— Record list —
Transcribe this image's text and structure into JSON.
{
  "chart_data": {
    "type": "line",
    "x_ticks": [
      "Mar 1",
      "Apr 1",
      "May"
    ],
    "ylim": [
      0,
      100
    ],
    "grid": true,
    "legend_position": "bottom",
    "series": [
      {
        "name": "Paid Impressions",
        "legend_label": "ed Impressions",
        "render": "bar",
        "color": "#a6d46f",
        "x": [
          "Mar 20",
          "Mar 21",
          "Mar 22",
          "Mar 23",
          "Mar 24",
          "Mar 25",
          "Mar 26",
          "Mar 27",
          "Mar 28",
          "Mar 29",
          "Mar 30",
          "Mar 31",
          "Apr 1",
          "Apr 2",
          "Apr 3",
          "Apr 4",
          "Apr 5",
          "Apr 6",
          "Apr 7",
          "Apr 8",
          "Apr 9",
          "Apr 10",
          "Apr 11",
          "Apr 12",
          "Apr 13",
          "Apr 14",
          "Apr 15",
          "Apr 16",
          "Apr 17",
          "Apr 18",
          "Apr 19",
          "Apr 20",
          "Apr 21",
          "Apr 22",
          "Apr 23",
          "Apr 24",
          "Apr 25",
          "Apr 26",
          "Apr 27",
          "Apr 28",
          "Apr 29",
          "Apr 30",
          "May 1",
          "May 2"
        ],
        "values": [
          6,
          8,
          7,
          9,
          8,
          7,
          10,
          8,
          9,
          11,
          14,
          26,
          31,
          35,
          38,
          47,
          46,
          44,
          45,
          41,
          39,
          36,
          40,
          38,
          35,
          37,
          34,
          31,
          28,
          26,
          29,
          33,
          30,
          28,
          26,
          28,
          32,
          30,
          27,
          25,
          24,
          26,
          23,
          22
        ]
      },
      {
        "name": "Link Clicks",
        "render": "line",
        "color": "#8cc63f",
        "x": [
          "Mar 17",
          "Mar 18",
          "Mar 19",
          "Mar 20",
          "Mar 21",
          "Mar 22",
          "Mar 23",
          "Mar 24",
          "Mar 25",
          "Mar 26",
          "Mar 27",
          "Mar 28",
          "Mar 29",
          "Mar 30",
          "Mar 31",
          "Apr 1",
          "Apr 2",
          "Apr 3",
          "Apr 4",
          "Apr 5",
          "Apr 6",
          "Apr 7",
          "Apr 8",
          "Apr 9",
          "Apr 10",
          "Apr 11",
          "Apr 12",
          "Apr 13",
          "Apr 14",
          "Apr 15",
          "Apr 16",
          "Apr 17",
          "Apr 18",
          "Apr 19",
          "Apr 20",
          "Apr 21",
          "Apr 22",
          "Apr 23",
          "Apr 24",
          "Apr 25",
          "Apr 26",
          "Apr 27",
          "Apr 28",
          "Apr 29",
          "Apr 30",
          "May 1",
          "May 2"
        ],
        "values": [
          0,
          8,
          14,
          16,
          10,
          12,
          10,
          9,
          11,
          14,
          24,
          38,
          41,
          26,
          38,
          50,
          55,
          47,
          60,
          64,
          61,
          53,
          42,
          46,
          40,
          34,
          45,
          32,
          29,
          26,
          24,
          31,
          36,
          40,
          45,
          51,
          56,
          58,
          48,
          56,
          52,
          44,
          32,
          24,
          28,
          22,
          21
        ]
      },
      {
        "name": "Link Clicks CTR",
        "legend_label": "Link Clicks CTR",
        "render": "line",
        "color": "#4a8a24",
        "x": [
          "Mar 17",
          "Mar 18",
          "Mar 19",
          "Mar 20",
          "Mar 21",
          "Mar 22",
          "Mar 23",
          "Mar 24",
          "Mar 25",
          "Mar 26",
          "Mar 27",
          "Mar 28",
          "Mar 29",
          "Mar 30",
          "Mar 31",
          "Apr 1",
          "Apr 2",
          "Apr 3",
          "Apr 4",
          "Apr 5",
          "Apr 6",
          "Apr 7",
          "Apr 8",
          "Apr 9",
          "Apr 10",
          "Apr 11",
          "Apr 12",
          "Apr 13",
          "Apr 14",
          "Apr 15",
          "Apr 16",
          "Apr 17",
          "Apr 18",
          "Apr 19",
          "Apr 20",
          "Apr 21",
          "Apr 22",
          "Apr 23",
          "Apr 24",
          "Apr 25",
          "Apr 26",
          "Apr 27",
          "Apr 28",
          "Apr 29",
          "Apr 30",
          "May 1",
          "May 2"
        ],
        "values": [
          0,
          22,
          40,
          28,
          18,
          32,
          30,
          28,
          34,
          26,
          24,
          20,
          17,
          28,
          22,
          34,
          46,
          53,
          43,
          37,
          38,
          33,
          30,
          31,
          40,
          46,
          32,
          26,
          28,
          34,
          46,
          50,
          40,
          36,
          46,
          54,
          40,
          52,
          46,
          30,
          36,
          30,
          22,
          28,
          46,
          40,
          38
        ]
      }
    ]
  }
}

— Problem requirements —
From the data, collect all lines where the string "name" appears.

— Exercise result —
        "name": "Paid Impressions",
        "name": "Link Clicks",
        "name": "Link Clicks CTR",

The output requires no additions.